━━━━━ Provided information
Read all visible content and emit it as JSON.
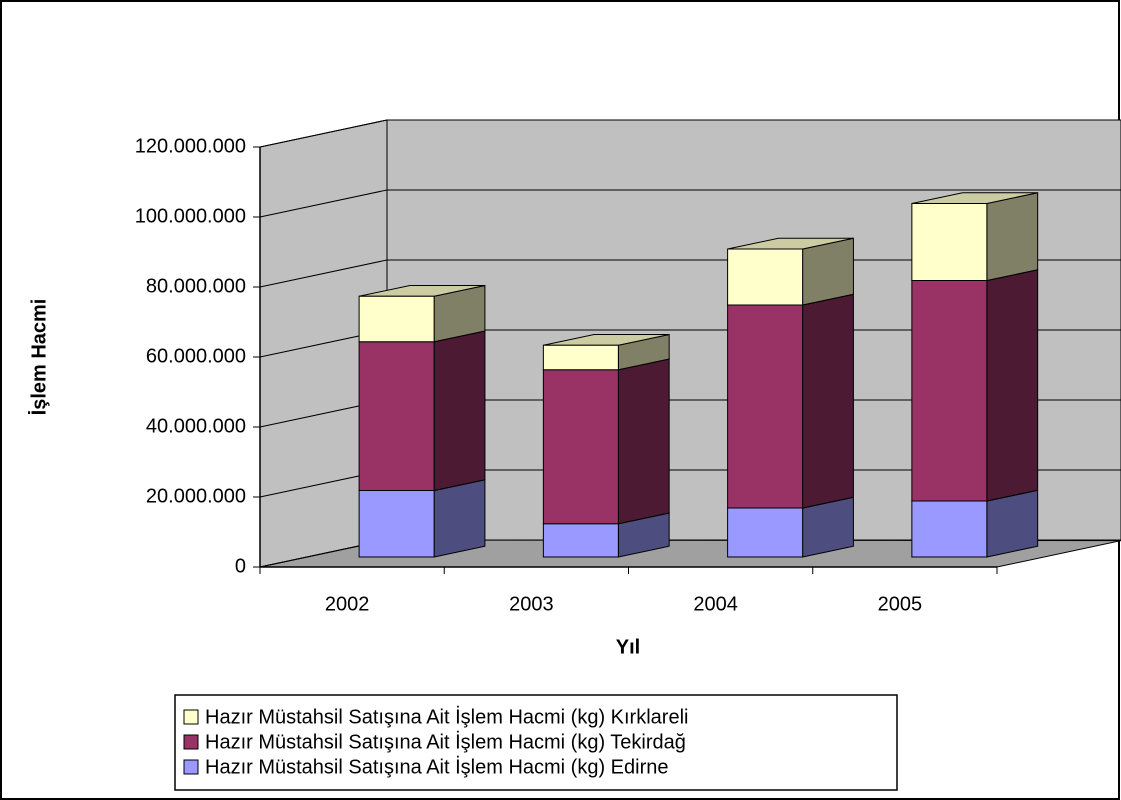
{
  "chart_data": {
    "type": "bar3d-stacked",
    "x_label": "Yıl",
    "y_label": "İşlem Hacmi",
    "categories": [
      "2002",
      "2003",
      "2004",
      "2005"
    ],
    "series": [
      {
        "name": "Hazır Müstahsil Satışına Ait İşlem Hacmi (kg) Edirne",
        "color": "#9999ff",
        "values": [
          19000000,
          9500000,
          14000000,
          16000000
        ]
      },
      {
        "name": "Hazır Müstahsil Satışına Ait İşlem Hacmi (kg) Tekirdağ",
        "color": "#993366",
        "values": [
          42500000,
          44000000,
          58000000,
          63000000
        ]
      },
      {
        "name": "Hazır Müstahsil Satışına Ait İşlem Hacmi (kg) Kırklareli",
        "color": "#ffffcc",
        "values": [
          13000000,
          7000000,
          16000000,
          22000000
        ]
      }
    ],
    "ylim": [
      0,
      120000000
    ],
    "yticks": [
      0,
      {
        "value": 20000000,
        "label": "20.000.000"
      },
      {
        "value": 40000000,
        "label": "40.000.000"
      },
      {
        "value": 60000000,
        "label": "60.000.000"
      },
      {
        "value": 80000000,
        "label": "80.000.000"
      },
      {
        "value": 100000000,
        "label": "100.000.000"
      },
      {
        "value": 120000000,
        "label": "120.000.000"
      }
    ],
    "grid": true,
    "legend": "bottom"
  }
}
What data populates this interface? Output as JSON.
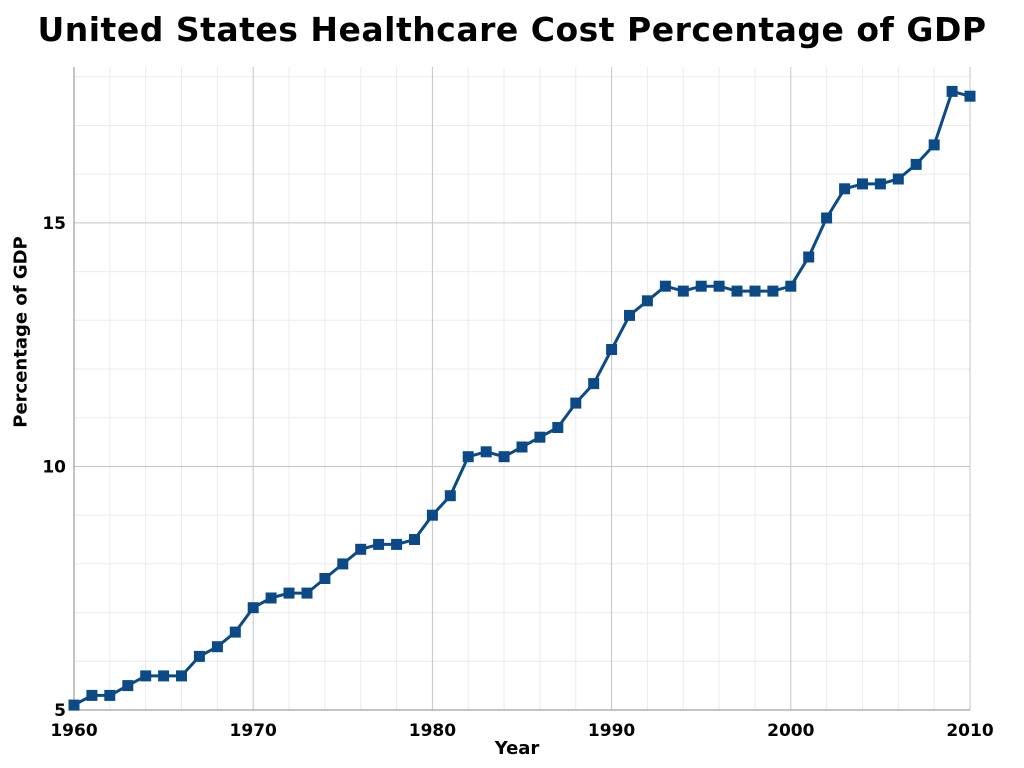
{
  "chart_data": {
    "type": "line",
    "title": "United States Healthcare Cost Percentage of GDP",
    "xlabel": "Year",
    "ylabel": "Percentage of GDP",
    "xlim": [
      1960,
      2010
    ],
    "ylim": [
      5,
      18.2
    ],
    "x_ticks": [
      1960,
      1970,
      1980,
      1990,
      2000,
      2010
    ],
    "x_tick_labels": [
      "1960",
      "1970",
      "1980",
      "1990",
      "2000",
      "2010"
    ],
    "y_ticks": [
      5,
      10,
      15
    ],
    "y_tick_labels": [
      "5",
      "10",
      "15"
    ],
    "grid": true,
    "legend": "none",
    "series": [
      {
        "color": "#0b4a87",
        "marker": "square",
        "x": [
          1960,
          1961,
          1962,
          1963,
          1964,
          1965,
          1966,
          1967,
          1968,
          1969,
          1970,
          1971,
          1972,
          1973,
          1974,
          1975,
          1976,
          1977,
          1978,
          1979,
          1980,
          1981,
          1982,
          1983,
          1984,
          1985,
          1986,
          1987,
          1988,
          1989,
          1990,
          1991,
          1992,
          1993,
          1994,
          1995,
          1996,
          1997,
          1998,
          1999,
          2000,
          2001,
          2002,
          2003,
          2004,
          2005,
          2006,
          2007,
          2008,
          2009,
          2010
        ],
        "values": [
          5.1,
          5.3,
          5.3,
          5.5,
          5.7,
          5.7,
          5.7,
          6.1,
          6.3,
          6.6,
          7.1,
          7.3,
          7.4,
          7.4,
          7.7,
          8.0,
          8.3,
          8.4,
          8.4,
          8.5,
          9.0,
          9.4,
          10.2,
          10.3,
          10.2,
          10.4,
          10.6,
          10.8,
          11.3,
          11.7,
          12.4,
          13.1,
          13.4,
          13.7,
          13.6,
          13.7,
          13.7,
          13.6,
          13.6,
          13.6,
          13.7,
          14.3,
          15.1,
          15.7,
          15.8,
          15.8,
          15.9,
          16.2,
          16.6,
          17.7,
          17.6
        ]
      }
    ]
  }
}
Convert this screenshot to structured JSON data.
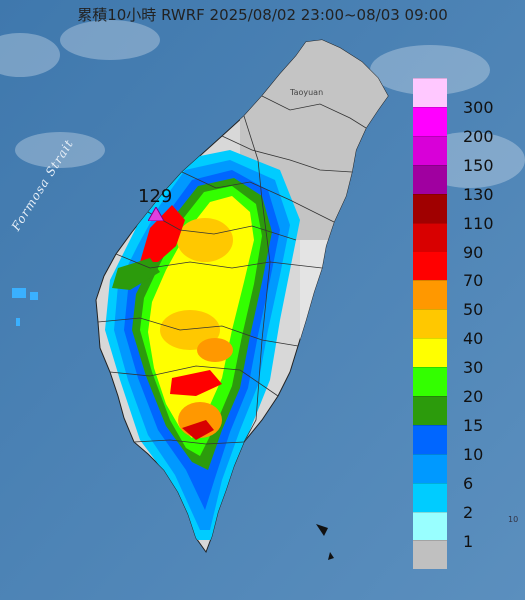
{
  "header": {
    "title": "累積10小時 RWRF 2025/08/02 23:00~08/03 09:00"
  },
  "map_labels": {
    "strait": "Formosa Strait",
    "city": "Taoyuan",
    "edge_number": "10"
  },
  "station": {
    "value": "129",
    "marker_color": "#e040e0"
  },
  "colors": {
    "sea": "#4a7fb0",
    "land_dry": "#c8c8c8",
    "land_mountain": "#e6e6e6"
  },
  "legend": {
    "bins": [
      {
        "label": "300",
        "color": "#ffc8ff"
      },
      {
        "label": "200",
        "color": "#ff00ff"
      },
      {
        "label": "150",
        "color": "#d800d8"
      },
      {
        "label": "130",
        "color": "#a000a0"
      },
      {
        "label": "110",
        "color": "#a00000"
      },
      {
        "label": "90",
        "color": "#d80000"
      },
      {
        "label": "70",
        "color": "#ff0000"
      },
      {
        "label": "50",
        "color": "#ff9800"
      },
      {
        "label": "40",
        "color": "#ffc800"
      },
      {
        "label": "30",
        "color": "#ffff00"
      },
      {
        "label": "20",
        "color": "#33ff00"
      },
      {
        "label": "15",
        "color": "#2c9b0c"
      },
      {
        "label": "10",
        "color": "#0066ff"
      },
      {
        "label": "6",
        "color": "#0099ff"
      },
      {
        "label": "2",
        "color": "#00ccff"
      },
      {
        "label": "1",
        "color": "#99ffff"
      },
      {
        "label": "",
        "color": "#c0c0c0"
      }
    ]
  }
}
━━━━━━━━━━
■ Exercise details:
Report all lines of the material that contain the word "İşlem".

■ Answer:
    "y_label": "İşlem Hacmi",
        "name": "Hazır Müstahsil Satışına Ait İşlem Hacmi (kg) Edirne",
        "name": "Hazır Müstahsil Satışına Ait İşlem Hacmi (kg) Tekirdağ",
        "name": "Hazır Müstahsil Satışına Ait İşlem Hacmi (kg) Kırklareli",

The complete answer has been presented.